:: Required work ::
How many lines of these entries include the string "mRNA"? State the number alone.

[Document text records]
# # # # #

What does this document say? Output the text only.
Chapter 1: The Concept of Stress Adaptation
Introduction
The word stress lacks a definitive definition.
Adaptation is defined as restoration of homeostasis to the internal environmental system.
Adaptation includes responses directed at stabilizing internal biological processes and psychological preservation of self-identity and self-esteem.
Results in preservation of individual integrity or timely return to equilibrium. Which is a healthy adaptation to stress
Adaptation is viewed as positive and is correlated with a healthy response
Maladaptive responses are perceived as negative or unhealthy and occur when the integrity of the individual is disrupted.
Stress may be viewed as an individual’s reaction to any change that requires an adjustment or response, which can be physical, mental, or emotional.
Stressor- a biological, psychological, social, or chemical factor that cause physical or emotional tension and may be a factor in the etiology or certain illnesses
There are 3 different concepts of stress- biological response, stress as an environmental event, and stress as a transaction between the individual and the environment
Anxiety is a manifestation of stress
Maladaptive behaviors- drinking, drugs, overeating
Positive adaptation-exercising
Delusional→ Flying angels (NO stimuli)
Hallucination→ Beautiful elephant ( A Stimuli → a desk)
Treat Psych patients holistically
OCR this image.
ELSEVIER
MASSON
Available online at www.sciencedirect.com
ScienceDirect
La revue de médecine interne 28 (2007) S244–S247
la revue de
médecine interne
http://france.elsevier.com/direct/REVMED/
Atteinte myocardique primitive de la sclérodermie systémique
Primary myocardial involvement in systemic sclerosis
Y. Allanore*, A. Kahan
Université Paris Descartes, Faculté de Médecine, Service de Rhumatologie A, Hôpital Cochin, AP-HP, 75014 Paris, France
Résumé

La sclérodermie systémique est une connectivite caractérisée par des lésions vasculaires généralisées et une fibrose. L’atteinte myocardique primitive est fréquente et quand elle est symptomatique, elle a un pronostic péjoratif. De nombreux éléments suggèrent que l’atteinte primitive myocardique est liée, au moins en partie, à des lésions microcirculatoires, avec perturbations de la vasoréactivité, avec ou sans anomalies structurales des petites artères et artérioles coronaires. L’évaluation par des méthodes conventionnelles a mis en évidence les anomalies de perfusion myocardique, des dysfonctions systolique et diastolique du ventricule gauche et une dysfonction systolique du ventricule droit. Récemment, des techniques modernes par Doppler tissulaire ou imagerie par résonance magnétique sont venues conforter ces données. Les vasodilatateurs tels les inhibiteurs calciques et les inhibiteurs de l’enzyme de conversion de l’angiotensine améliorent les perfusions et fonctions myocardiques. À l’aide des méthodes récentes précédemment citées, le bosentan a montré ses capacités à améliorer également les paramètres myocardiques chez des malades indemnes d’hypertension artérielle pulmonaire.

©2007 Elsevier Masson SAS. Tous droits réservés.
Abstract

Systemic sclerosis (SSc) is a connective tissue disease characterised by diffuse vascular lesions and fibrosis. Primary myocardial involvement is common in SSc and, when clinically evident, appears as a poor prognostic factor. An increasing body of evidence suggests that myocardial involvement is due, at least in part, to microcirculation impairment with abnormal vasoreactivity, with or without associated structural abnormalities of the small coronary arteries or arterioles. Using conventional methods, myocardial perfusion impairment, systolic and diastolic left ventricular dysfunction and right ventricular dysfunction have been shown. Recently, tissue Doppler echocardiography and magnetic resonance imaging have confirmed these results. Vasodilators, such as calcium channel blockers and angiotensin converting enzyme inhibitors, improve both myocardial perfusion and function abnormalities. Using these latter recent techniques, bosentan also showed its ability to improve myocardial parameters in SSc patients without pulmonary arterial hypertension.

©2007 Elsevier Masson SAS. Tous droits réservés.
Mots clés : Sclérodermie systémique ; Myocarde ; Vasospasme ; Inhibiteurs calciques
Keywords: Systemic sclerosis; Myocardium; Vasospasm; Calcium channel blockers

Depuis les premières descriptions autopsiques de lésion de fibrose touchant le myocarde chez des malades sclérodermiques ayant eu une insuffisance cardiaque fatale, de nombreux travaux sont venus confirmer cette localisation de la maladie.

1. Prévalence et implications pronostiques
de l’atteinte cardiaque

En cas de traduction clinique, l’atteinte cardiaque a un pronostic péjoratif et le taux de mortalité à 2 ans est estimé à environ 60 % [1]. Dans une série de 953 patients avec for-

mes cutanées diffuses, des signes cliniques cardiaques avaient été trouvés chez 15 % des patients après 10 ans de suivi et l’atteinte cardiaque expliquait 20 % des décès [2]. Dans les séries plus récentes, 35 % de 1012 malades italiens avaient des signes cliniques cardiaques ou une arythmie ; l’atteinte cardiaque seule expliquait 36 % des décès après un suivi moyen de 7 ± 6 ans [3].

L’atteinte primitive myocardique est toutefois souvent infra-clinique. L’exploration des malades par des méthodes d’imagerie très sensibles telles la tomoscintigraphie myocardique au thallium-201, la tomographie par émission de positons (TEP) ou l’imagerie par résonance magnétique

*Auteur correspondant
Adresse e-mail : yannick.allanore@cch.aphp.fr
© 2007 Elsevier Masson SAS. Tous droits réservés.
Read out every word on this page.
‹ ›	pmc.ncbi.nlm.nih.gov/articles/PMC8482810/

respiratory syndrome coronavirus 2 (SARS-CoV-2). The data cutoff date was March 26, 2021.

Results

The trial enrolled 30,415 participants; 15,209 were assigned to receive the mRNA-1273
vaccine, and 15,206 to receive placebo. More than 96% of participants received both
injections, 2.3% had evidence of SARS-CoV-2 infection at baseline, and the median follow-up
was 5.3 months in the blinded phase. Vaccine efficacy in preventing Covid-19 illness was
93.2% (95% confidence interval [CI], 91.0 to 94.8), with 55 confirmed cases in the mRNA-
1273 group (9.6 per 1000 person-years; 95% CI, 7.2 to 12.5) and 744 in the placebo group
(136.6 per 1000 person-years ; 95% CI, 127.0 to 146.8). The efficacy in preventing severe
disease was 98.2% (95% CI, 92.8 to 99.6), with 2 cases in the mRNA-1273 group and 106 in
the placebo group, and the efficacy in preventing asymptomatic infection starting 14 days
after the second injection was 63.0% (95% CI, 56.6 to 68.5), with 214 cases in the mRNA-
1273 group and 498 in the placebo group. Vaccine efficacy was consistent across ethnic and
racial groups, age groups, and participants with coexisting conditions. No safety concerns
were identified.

# # # # #

:: Solution to this problem ::
4